Task requirements - This exercise asks for every line of the material that contains the word "paclitaxel".

Supplied data -
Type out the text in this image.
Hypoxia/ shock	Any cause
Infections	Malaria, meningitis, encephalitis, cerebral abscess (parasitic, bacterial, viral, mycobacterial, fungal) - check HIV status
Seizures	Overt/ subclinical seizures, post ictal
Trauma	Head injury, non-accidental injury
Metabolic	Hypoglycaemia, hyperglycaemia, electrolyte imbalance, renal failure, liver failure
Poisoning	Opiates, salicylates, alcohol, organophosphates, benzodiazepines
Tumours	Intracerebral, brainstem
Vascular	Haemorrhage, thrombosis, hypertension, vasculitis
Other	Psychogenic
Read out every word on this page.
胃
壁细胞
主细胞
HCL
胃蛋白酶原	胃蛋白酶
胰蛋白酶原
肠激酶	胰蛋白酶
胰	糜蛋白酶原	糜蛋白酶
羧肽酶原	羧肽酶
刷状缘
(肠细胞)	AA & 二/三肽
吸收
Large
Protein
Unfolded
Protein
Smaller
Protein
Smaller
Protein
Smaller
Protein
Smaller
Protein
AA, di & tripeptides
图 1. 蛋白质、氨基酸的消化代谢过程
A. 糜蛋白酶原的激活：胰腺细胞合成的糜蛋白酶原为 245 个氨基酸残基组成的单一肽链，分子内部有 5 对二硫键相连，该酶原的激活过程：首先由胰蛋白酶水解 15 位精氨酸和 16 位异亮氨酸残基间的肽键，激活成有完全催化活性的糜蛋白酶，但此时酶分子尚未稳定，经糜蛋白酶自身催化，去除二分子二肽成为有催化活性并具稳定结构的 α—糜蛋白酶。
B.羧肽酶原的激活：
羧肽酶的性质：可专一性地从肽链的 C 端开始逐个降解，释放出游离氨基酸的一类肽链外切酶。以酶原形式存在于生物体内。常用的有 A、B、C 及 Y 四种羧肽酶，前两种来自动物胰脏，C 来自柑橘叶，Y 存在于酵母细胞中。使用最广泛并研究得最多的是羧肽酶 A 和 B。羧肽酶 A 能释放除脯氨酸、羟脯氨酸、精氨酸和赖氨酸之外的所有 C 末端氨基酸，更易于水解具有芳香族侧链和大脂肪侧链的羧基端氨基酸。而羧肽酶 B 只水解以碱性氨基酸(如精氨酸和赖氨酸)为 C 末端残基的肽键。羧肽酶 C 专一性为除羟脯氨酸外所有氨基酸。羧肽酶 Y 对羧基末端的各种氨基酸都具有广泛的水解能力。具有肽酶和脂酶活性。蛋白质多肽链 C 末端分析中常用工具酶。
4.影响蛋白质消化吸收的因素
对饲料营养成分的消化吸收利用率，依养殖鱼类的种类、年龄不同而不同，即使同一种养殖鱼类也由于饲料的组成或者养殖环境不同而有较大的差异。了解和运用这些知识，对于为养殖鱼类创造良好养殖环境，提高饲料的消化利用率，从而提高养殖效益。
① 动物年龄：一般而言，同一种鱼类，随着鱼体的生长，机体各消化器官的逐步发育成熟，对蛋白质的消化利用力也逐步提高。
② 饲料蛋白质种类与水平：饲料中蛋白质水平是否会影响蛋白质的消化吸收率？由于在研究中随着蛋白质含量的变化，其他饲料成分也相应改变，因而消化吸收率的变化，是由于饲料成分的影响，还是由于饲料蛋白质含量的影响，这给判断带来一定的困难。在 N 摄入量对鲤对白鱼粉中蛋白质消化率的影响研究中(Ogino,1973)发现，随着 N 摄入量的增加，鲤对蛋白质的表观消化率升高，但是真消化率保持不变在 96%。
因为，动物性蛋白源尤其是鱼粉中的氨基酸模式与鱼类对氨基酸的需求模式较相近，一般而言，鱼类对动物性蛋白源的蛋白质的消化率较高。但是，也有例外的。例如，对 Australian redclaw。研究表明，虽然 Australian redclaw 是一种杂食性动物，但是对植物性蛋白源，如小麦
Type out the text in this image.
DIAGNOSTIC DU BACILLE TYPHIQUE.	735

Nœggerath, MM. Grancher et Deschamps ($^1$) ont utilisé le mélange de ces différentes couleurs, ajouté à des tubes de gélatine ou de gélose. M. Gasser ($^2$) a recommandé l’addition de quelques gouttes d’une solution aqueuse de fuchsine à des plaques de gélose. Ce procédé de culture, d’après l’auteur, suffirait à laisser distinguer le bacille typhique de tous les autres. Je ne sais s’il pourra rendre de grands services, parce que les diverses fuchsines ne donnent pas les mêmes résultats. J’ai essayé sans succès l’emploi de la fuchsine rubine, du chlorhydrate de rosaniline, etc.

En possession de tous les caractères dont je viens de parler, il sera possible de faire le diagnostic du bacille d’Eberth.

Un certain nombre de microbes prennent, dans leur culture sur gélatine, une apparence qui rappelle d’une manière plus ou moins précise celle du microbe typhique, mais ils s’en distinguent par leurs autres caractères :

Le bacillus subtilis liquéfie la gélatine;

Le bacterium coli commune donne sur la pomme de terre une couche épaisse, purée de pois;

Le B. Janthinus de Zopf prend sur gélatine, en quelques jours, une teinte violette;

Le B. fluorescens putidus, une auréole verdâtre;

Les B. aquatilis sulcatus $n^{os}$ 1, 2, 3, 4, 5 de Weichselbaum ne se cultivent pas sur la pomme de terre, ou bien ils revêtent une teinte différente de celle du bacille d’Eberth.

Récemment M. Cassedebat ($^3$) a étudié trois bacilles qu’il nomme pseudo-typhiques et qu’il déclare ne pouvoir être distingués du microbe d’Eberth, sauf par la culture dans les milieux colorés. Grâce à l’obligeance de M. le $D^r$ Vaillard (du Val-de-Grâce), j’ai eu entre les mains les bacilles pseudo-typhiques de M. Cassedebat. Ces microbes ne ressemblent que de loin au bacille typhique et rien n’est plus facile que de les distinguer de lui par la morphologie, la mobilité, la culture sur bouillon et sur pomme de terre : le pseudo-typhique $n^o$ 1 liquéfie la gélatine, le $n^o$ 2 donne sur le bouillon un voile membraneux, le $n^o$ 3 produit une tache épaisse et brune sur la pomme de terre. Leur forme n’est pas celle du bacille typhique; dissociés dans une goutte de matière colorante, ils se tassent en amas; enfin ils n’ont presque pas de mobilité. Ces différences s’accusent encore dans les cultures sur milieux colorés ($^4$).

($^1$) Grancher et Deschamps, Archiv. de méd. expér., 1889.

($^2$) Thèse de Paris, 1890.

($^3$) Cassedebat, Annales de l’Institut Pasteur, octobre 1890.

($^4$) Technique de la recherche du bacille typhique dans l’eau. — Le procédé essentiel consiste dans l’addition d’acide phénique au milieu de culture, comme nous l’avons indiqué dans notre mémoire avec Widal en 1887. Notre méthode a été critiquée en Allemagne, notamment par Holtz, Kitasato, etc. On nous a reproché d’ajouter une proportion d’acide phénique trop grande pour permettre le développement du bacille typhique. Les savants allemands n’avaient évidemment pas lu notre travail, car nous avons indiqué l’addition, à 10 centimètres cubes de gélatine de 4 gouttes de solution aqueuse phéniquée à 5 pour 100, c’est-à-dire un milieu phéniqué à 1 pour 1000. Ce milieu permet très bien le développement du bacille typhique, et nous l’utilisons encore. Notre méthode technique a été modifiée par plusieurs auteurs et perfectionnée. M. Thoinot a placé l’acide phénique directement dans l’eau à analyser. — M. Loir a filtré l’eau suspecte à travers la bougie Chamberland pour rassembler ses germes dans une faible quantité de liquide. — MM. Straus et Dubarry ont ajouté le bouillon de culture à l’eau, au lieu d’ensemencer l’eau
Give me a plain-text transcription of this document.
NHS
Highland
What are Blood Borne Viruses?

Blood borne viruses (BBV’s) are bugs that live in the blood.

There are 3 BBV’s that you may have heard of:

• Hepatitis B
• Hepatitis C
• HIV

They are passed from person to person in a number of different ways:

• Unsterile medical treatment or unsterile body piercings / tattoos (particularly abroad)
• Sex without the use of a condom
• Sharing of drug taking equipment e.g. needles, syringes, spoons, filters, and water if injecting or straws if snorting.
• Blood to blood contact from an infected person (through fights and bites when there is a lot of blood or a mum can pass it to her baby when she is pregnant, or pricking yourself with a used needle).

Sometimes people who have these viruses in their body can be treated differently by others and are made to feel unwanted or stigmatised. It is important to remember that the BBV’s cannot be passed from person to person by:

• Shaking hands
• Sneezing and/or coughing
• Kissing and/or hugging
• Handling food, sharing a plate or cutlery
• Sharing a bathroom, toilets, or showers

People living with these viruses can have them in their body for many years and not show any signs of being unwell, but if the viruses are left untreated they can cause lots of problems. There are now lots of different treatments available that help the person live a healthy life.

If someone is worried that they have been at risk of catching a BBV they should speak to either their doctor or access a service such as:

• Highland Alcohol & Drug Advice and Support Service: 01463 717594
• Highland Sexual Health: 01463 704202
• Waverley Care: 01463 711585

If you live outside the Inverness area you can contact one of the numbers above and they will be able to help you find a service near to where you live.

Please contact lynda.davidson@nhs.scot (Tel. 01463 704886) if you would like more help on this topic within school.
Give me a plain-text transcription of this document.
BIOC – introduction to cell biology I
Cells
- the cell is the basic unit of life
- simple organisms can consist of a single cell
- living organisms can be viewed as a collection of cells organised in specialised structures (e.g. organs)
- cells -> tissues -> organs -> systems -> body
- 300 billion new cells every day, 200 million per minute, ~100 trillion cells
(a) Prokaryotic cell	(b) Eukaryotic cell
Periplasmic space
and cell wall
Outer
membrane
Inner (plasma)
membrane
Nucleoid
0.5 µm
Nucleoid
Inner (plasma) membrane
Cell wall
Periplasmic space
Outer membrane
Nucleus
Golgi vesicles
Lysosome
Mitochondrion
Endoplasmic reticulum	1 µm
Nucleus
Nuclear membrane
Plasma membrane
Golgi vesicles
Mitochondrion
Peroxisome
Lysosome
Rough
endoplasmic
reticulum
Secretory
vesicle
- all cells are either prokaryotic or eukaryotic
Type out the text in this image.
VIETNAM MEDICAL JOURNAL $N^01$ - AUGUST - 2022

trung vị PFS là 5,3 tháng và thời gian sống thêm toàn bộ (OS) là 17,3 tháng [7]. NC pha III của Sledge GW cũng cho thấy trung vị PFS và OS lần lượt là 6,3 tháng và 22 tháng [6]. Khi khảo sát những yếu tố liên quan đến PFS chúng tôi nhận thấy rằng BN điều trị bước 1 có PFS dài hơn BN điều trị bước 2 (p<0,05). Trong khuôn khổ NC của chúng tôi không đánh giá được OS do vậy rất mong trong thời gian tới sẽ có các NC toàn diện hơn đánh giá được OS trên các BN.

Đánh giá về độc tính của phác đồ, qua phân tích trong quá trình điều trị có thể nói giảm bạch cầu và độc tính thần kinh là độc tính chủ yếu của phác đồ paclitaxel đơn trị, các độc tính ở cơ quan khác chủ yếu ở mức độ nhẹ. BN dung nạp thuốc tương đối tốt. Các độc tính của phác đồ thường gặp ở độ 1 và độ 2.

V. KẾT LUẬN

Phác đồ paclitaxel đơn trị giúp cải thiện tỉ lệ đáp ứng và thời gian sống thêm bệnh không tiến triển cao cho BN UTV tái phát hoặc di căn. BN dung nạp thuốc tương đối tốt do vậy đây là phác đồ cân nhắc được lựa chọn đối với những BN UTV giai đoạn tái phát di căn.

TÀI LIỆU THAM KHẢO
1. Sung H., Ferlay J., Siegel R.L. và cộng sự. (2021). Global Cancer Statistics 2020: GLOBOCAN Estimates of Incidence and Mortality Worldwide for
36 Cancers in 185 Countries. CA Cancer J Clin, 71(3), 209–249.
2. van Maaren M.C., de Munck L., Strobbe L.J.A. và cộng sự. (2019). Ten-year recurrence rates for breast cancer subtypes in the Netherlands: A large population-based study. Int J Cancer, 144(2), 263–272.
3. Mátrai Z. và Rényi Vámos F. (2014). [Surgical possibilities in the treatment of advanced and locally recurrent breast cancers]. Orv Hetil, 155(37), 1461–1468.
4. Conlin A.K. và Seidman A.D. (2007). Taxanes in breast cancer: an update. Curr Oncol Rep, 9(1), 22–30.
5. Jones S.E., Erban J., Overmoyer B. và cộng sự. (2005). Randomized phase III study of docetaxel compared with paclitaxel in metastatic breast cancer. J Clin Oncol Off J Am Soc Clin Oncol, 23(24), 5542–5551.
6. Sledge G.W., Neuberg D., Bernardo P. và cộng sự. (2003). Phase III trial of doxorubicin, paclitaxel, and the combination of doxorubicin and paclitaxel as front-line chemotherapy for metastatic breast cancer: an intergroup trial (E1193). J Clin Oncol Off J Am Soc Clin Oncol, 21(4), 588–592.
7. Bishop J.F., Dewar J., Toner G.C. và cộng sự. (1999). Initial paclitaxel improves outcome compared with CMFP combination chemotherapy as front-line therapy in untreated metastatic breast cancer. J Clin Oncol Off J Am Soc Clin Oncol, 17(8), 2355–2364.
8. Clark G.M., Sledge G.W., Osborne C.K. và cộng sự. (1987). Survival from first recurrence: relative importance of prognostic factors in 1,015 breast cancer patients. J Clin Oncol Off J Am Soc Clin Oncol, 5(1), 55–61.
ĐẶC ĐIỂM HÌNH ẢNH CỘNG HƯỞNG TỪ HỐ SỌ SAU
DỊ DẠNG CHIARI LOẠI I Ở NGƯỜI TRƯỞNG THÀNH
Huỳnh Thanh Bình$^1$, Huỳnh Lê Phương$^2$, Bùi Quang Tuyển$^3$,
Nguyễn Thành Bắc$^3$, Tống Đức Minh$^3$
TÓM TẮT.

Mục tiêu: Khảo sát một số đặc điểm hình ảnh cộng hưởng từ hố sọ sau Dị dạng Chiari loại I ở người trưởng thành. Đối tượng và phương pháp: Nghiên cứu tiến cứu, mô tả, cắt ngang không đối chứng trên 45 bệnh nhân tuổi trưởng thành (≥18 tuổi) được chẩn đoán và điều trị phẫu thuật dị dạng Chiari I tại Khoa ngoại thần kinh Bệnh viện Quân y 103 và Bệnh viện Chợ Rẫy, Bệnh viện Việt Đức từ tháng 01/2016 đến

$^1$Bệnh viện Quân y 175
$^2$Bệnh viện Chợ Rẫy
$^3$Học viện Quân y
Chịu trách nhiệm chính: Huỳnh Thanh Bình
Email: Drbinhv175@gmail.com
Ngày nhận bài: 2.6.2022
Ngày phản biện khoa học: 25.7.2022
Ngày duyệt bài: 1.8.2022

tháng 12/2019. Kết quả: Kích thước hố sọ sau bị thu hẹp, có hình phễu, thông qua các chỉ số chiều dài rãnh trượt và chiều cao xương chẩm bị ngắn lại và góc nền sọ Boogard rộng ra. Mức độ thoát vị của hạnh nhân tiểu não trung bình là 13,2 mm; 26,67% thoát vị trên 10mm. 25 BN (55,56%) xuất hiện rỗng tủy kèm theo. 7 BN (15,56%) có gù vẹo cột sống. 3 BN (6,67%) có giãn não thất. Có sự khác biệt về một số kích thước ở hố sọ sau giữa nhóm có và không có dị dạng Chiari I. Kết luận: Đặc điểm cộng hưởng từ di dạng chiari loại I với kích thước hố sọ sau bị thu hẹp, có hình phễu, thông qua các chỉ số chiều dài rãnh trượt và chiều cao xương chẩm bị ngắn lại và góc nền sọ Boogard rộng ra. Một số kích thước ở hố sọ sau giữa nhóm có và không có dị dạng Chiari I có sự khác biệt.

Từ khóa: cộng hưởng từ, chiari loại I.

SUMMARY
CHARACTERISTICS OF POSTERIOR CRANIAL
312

Result of the exercise -
Đánh giá về độc tính của phác đồ, qua phân tích trong quá trình điều trị có thể nói giảm bạch cầu và độc tính thần kinh là độc tính chủ yếu của phác đồ paclitaxel đơn trị, các độc tính ở cơ quan khác chủ yếu ở mức độ nhẹ. BN dung nạp thuốc tương đối tốt. Các độc tính của phác đồ thường gặp ở độ 1 và độ 2.
Phác đồ paclitaxel đơn trị giúp cải thiện tỉ lệ đáp ứng và thời gian sống thêm bệnh không tiến triển cao cho BN UTV tái phát hoặc di căn. BN dung nạp thuốc tương đối tốt do vậy đây là phác đồ cân nhắc được lựa chọn đối với những BN UTV giai đoạn tái phát di căn.
5. Jones S.E., Erban J., Overmoyer B. và cộng sự. (2005). Randomized phase III study of docetaxel compared with paclitaxel in metastatic breast cancer. J Clin Oncol Off J Am Soc Clin Oncol, 23(24), 5542–5551.
6. Sledge G.W., Neuberg D., Bernardo P. và cộng sự. (2003). Phase III trial of doxorubicin, paclitaxel, and the combination of doxorubicin and paclitaxel as front-line chemotherapy for metastatic breast cancer: an intergroup trial (E1193). J Clin Oncol Off J Am Soc Clin Oncol, 21(4), 588–592.
7. Bishop J.F., Dewar J., Toner G.C. và cộng sự. (1999). Initial paclitaxel improves outcome compared with CMFP combination chemotherapy as front-line therapy in untreated metastatic breast cancer. J Clin Oncol Off J Am Soc Clin Oncol, 17(8), 2355–2364.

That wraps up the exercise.